## TASK GOAL
Tally the lines in the rows below that contain the string "oxylabes", and reply with the number only.

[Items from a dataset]
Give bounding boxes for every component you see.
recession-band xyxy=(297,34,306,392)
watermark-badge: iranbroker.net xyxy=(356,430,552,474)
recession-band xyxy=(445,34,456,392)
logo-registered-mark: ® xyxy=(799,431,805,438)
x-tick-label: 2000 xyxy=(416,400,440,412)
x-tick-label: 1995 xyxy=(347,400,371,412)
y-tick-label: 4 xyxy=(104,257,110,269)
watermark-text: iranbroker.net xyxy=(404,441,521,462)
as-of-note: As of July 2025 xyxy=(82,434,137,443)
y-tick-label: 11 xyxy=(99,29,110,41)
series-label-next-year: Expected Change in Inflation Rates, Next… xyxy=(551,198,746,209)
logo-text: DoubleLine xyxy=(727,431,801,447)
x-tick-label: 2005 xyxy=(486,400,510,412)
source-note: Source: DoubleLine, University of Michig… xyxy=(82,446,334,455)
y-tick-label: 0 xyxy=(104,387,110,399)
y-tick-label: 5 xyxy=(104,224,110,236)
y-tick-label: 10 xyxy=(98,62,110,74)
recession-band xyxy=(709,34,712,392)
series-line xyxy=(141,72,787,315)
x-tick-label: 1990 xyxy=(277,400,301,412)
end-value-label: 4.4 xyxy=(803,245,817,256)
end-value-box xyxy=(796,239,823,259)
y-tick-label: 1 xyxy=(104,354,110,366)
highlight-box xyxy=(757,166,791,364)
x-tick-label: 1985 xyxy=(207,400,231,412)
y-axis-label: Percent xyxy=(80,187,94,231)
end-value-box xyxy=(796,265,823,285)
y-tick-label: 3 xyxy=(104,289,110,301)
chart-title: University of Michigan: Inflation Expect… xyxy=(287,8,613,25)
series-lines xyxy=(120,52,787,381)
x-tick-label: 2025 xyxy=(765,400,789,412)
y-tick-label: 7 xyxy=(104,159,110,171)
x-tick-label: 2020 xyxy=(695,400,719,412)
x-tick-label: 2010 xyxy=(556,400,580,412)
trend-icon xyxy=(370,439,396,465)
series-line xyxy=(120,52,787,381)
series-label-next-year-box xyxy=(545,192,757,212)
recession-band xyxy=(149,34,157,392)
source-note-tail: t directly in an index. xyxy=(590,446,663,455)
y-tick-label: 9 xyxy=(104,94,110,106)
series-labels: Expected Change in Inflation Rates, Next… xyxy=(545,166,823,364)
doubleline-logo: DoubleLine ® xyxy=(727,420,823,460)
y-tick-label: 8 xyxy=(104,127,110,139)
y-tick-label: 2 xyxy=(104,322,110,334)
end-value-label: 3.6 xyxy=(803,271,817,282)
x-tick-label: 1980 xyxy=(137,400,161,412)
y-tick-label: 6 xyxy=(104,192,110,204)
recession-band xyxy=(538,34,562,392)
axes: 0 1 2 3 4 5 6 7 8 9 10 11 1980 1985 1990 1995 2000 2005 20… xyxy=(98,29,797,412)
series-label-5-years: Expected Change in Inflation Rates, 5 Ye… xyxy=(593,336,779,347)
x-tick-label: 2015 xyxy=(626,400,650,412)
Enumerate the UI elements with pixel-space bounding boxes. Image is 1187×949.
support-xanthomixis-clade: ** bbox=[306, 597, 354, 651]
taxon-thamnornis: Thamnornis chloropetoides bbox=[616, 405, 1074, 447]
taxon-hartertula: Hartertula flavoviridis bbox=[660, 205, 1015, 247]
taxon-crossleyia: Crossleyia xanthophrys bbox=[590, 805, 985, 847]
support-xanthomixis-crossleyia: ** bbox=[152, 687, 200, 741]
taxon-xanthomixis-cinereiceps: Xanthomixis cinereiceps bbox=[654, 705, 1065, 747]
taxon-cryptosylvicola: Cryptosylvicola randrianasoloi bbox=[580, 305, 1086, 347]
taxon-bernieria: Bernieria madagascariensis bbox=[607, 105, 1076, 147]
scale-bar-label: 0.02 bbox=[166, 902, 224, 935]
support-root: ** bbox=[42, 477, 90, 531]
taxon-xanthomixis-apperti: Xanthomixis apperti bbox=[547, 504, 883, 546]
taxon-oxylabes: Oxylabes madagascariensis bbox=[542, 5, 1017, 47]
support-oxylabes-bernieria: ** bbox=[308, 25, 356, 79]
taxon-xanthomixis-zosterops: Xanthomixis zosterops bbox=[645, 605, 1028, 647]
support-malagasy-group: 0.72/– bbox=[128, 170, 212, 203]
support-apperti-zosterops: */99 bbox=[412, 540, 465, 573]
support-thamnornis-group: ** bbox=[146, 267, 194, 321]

## RESULT OF THIS EXERCISE
2